> _THE PROBLEM_
Report every line in the listing below where the string "When" shows up.

******

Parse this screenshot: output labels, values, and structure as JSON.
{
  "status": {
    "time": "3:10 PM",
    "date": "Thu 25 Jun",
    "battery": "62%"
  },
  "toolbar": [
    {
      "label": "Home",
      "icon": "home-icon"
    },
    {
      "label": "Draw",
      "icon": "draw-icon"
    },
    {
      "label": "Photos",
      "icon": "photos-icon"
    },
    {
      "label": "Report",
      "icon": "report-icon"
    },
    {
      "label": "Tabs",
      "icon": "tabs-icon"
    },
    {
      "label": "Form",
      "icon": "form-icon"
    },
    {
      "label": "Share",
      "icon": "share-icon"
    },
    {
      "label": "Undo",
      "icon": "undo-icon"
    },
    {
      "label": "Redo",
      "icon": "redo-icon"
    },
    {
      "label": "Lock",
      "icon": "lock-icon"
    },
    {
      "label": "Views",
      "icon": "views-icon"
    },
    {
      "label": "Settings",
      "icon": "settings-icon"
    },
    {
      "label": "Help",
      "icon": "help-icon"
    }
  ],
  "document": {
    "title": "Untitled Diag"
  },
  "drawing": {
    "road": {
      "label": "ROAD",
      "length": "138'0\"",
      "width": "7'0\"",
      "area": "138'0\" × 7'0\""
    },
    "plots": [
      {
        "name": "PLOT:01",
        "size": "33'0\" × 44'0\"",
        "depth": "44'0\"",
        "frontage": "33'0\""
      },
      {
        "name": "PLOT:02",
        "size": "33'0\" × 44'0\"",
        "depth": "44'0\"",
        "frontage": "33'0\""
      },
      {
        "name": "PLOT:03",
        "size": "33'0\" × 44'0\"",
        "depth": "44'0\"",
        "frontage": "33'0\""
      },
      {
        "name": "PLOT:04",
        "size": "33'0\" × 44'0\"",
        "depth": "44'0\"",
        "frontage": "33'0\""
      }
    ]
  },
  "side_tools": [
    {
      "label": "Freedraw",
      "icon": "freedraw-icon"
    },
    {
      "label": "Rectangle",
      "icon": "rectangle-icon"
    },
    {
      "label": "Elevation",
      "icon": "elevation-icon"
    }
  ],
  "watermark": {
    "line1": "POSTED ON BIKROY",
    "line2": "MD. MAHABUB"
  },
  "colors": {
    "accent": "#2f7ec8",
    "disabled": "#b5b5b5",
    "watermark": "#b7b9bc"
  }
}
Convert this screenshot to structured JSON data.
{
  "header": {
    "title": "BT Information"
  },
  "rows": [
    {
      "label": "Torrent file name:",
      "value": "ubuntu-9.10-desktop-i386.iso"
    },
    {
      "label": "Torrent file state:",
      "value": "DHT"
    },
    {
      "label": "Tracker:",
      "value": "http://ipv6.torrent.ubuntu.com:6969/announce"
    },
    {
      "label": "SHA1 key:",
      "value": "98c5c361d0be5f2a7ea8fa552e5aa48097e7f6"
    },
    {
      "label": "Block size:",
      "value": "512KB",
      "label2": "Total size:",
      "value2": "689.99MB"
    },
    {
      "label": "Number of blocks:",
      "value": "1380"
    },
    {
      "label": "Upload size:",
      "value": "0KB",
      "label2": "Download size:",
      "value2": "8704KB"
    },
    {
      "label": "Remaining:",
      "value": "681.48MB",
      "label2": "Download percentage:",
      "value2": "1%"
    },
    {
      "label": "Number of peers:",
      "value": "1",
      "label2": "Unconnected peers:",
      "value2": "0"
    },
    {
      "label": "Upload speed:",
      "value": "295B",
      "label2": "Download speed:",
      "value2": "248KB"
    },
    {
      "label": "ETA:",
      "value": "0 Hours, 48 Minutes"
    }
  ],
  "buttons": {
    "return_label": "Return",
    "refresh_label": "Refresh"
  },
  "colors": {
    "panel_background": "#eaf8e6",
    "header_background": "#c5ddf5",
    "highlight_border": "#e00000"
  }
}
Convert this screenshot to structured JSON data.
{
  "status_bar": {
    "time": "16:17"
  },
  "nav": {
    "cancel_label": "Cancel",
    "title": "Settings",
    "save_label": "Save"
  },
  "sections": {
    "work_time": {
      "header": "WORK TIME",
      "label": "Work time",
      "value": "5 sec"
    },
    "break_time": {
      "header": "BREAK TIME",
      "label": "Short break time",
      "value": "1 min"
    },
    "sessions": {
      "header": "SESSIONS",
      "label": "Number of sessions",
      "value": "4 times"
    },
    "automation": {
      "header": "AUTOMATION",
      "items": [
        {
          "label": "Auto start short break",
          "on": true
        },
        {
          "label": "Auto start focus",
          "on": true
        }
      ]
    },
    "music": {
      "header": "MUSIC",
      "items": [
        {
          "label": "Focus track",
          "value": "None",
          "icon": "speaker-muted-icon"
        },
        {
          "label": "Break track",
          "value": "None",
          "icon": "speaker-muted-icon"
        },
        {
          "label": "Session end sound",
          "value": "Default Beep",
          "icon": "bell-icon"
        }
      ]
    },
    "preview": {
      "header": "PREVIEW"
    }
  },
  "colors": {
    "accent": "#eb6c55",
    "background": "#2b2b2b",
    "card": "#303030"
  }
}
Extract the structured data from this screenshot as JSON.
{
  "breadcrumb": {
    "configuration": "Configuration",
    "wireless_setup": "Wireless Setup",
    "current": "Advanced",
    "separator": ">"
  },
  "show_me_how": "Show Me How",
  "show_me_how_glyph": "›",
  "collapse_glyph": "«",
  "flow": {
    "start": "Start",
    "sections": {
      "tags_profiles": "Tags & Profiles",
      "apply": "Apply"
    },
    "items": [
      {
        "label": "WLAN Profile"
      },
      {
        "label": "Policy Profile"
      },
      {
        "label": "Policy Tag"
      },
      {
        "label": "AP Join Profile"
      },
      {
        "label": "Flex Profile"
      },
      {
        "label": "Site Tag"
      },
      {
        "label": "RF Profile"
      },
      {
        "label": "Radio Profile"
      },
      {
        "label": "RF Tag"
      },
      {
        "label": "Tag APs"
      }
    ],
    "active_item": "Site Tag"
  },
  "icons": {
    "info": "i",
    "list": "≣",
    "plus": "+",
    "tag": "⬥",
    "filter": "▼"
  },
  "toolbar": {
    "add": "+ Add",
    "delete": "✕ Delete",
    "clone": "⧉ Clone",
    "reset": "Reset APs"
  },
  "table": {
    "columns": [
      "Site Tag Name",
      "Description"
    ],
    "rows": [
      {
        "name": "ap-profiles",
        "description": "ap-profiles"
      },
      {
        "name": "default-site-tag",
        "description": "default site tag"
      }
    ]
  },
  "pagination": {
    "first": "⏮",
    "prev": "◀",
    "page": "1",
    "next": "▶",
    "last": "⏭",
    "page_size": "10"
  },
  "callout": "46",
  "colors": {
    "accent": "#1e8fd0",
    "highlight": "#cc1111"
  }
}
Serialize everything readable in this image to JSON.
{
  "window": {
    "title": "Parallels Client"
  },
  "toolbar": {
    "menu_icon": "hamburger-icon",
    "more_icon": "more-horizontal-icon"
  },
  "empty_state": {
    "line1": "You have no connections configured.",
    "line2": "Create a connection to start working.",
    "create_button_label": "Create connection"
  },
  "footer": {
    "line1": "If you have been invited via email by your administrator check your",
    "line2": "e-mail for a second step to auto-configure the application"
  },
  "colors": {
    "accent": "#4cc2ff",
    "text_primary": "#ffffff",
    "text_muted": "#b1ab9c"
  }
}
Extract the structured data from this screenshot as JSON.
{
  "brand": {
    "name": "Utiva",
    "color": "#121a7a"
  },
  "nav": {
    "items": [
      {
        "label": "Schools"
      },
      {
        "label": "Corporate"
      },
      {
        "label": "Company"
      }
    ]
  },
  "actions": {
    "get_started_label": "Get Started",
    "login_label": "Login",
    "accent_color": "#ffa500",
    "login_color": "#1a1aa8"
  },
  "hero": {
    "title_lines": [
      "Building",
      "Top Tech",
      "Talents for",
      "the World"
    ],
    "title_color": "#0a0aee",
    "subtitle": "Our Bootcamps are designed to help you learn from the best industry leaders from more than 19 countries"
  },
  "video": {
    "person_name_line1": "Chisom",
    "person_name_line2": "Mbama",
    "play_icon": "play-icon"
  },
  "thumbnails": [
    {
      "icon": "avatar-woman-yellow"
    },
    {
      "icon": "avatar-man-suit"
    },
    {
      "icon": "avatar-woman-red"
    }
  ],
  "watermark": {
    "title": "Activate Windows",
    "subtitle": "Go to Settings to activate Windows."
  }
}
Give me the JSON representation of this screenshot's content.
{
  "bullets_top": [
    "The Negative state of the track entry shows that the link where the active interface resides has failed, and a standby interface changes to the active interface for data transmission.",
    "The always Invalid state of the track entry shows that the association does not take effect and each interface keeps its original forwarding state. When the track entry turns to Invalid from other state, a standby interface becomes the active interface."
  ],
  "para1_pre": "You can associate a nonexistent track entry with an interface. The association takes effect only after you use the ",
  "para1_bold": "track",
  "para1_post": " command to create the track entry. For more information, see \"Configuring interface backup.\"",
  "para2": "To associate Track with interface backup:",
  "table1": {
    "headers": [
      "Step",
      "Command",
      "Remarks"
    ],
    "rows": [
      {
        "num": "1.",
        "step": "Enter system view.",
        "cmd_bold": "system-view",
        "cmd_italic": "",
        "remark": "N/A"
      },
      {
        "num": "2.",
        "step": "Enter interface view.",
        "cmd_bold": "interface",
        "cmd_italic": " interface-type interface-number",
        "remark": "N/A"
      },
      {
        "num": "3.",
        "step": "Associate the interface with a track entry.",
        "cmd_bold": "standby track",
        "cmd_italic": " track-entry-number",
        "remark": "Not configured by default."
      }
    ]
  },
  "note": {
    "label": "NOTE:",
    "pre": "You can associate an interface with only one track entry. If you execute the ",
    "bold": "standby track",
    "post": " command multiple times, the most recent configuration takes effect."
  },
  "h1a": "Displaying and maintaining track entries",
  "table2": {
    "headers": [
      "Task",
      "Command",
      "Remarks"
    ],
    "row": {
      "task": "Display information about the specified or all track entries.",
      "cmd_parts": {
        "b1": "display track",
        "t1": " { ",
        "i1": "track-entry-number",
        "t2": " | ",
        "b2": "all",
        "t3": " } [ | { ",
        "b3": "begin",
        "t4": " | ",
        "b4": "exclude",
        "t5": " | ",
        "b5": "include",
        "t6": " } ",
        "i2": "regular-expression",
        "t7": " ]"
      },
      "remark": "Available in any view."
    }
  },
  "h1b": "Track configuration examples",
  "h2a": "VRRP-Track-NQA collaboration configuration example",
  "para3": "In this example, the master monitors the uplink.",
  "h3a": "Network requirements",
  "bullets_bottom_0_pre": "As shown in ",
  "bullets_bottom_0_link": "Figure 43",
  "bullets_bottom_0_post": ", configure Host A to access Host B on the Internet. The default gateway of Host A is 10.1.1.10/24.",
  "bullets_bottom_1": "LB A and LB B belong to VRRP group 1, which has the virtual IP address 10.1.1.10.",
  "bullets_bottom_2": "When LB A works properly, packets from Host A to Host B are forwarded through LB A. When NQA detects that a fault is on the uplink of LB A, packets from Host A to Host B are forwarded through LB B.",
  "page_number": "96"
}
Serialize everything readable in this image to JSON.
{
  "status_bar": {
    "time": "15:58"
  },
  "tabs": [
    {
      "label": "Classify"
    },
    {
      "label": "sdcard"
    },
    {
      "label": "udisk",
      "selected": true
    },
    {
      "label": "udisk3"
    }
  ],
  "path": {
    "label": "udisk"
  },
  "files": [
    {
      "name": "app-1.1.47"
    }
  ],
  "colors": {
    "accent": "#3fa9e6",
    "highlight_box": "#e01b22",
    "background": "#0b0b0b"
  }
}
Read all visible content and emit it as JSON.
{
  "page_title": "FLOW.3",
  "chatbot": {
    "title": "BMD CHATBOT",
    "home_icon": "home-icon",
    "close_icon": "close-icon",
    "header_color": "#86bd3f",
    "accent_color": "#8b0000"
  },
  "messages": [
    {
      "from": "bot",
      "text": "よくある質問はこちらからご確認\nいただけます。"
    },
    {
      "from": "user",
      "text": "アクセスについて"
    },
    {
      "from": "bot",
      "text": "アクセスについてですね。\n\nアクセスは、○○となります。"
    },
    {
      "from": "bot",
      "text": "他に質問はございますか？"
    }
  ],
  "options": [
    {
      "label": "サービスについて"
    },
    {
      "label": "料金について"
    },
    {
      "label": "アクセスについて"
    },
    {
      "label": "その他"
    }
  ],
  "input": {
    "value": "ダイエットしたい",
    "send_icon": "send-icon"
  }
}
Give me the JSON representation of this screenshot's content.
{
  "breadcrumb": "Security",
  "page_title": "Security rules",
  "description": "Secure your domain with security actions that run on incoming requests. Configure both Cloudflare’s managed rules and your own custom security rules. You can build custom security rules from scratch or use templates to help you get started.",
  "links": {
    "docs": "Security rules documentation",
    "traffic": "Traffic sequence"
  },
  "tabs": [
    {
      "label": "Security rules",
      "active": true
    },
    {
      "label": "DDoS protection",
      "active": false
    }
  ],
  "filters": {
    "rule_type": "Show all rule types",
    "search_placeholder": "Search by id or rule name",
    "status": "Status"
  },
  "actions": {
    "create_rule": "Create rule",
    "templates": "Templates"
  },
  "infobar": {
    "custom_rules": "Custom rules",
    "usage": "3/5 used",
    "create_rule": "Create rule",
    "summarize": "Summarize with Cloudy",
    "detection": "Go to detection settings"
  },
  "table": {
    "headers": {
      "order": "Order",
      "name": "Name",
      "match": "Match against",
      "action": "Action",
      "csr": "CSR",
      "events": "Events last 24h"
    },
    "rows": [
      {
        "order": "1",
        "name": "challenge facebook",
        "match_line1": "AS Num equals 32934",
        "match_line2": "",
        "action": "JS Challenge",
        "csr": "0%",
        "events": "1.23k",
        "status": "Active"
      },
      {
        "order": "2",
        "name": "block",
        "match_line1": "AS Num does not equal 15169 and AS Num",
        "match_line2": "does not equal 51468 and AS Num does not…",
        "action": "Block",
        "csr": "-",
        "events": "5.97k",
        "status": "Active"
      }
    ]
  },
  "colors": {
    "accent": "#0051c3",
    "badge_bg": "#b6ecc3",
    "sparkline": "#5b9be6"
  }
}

******

> _SOLUTION TO THIS TASK_
    "The always Invalid state of the track entry shows that the association does not take effect and each interface keeps its original forwarding state. When the track entry turns to Invalid from other state, a standby interface becomes the active interface."
  "bullets_bottom_2": "When LB A works properly, packets from Host A to Host B are forwarded through LB A. When NQA detects that a fault is on the uplink of LB A, packets from Host A to Host B are forwarded through LB B.",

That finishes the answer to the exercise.